## [Task to carry out]
Can you write out all the lines word for word, with no pictures?

## [Data section]
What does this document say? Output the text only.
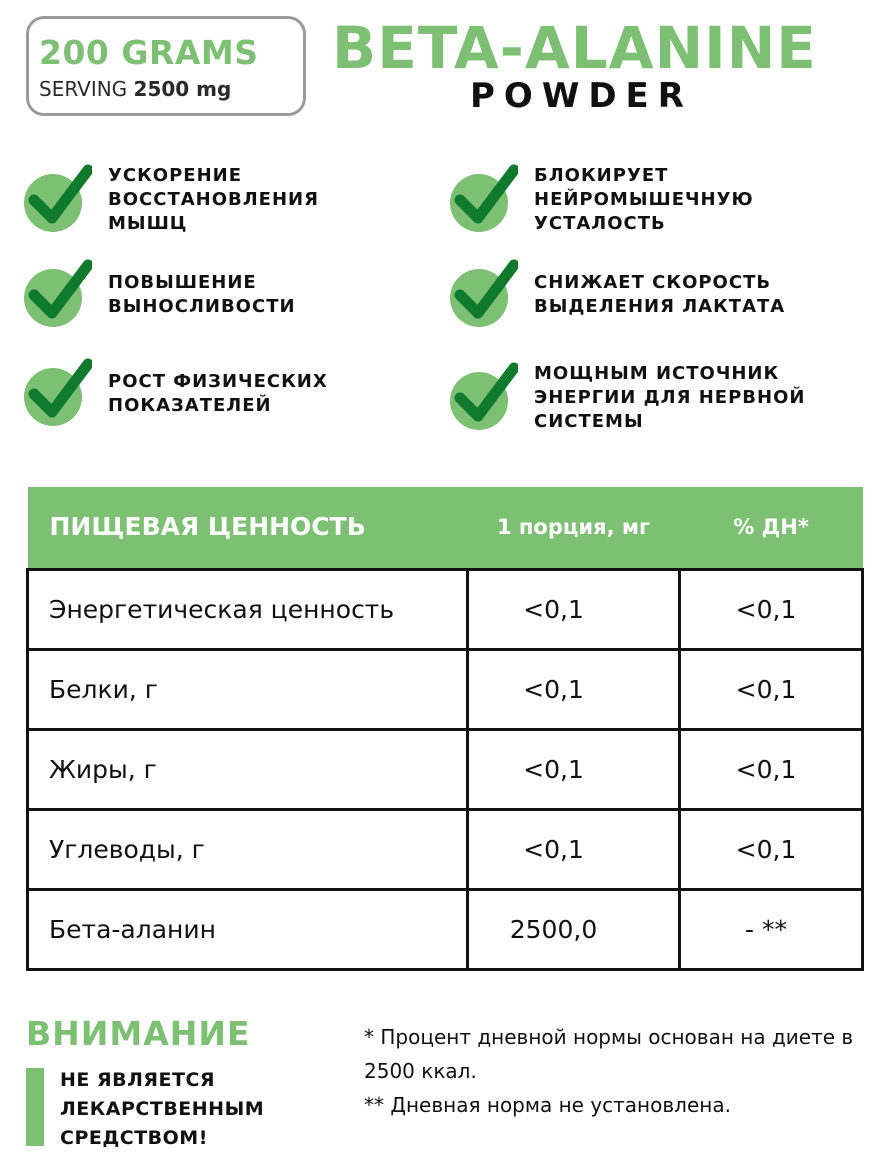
200 GRAMS
SERVING 2500 mg
BETA-ALANINE
POWDER
УСКОРЕНИЕ ВОССТАНОВЛЕНИЯ МЫШЦ
БЛОКИРУЕТ НЕЙРОМЫШЕЧНУЮ УСТАЛОСТЬ
ПОВЫШЕНИЕ ВЫНОСЛИВОСТИ
СНИЖАЕТ СКОРОСТЬ ВЫДЕЛЕНИЯ ЛАКТАТА
РОСТ ФИЗИЧЕСКИХ ПОКАЗАТЕЛЕЙ
МОЩНЫМ ИСТОЧНИК ЭНЕРГИИ ДЛЯ НЕРВНОЙ СИСТЕМЫ
ПИЩЕВАЯ ЦЕННОСТЬ	1 порция, мг	% ДН*
Энергетическая ценность	<0,1	<0,1
Белки, г	<0,1	<0,1
Жиры, г	<0,1	<0,1
Углеводы, г	<0,1	<0,1
Бета-аланин	2500,0	- **
ВНИМАНИЕ
НЕ ЯВЛЯЕТСЯ ЛЕКАРСТВЕННЫМ СРЕДСТВОМ!
* Процент дневной нормы основан на диете в 2500 ккал.
** Дневная норма не установлена.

## [Solution to the problem]
What does this document say? Output the text only.
200 GRAMS
SERVING 2500 mg
BETA-ALANINE
POWDER
УСКОРЕНИЕ ВОССТАНОВЛЕНИЯ МЫШЦ
БЛОКИРУЕТ НЕЙРОМЫШЕЧНУЮ УСТАЛОСТЬ
ПОВЫШЕНИЕ ВЫНОСЛИВОСТИ
СНИЖАЕТ СКОРОСТЬ ВЫДЕЛЕНИЯ ЛАКТАТА
РОСТ ФИЗИЧЕСКИХ ПОКАЗАТЕЛЕЙ
МОЩНЫМ ИСТОЧНИК ЭНЕРГИИ ДЛЯ НЕРВНОЙ СИСТЕМЫ
ПИЩЕВАЯ ЦЕННОСТЬ	1 порция, мг	% ДН*
Энергетическая ценность	<0,1	<0,1
Белки, г	<0,1	<0,1
Жиры, г	<0,1	<0,1
Углеводы, г	<0,1	<0,1
Бета-аланин	2500,0	- **
ВНИМАНИЕ
НЕ ЯВЛЯЕТСЯ ЛЕКАРСТВЕННЫМ СРЕДСТВОМ!
* Процент дневной нормы основан на диете в 2500 ккал.
** Дневная норма не установлена.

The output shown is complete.